LISTED RECORDS
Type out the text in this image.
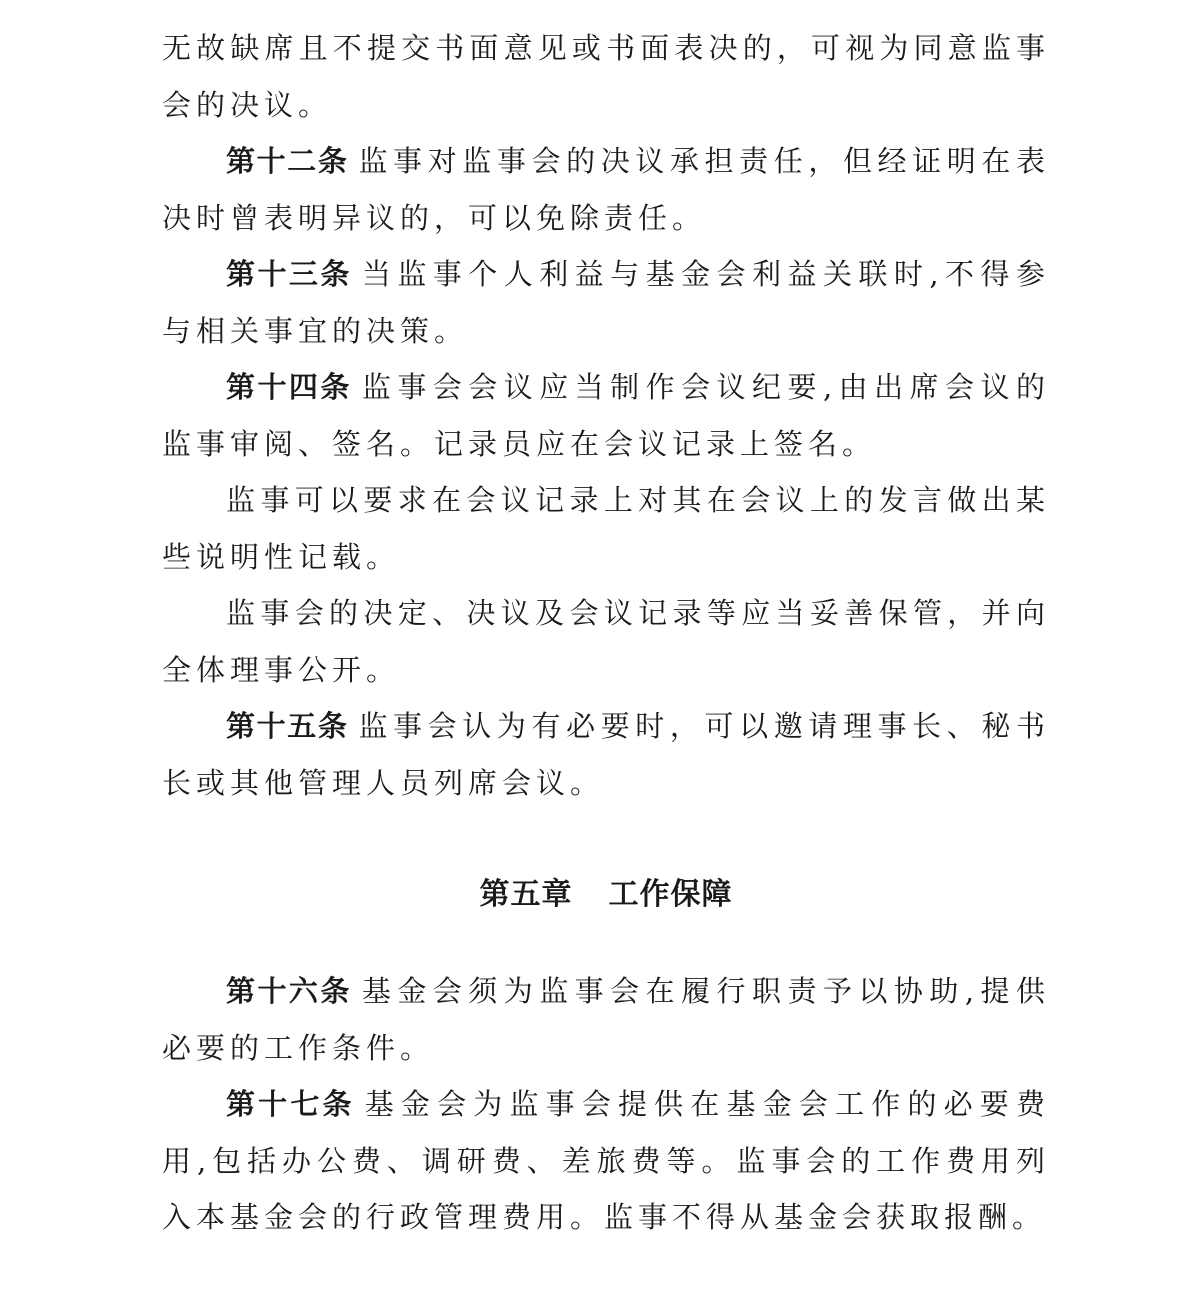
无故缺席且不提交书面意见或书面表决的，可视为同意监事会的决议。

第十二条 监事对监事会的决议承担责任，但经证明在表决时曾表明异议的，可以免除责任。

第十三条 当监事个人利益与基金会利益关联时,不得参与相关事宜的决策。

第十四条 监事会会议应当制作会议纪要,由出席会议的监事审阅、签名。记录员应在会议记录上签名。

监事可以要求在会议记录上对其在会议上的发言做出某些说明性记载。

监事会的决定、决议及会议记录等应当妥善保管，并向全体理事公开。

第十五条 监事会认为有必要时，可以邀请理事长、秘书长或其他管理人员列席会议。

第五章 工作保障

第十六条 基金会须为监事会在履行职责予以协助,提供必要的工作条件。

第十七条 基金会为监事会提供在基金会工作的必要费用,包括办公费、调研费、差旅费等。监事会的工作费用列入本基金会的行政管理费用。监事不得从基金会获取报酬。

--

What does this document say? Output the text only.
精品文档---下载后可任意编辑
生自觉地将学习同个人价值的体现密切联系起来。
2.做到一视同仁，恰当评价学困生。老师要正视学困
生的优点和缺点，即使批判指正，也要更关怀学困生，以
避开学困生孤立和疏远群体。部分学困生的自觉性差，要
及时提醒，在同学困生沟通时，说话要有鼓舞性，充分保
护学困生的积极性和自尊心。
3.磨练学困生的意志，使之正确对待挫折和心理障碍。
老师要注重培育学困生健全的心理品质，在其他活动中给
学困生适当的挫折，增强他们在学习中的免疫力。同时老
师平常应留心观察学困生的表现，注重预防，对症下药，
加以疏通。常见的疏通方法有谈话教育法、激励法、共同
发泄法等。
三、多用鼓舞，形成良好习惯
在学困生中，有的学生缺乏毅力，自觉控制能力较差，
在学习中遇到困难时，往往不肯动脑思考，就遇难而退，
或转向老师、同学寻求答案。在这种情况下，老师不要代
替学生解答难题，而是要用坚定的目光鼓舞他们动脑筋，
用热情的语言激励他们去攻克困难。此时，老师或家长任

TASK STATEMENT
Find how many lines in the material hold the word "this" and state that number alone.

WRITTEN ANSWER
2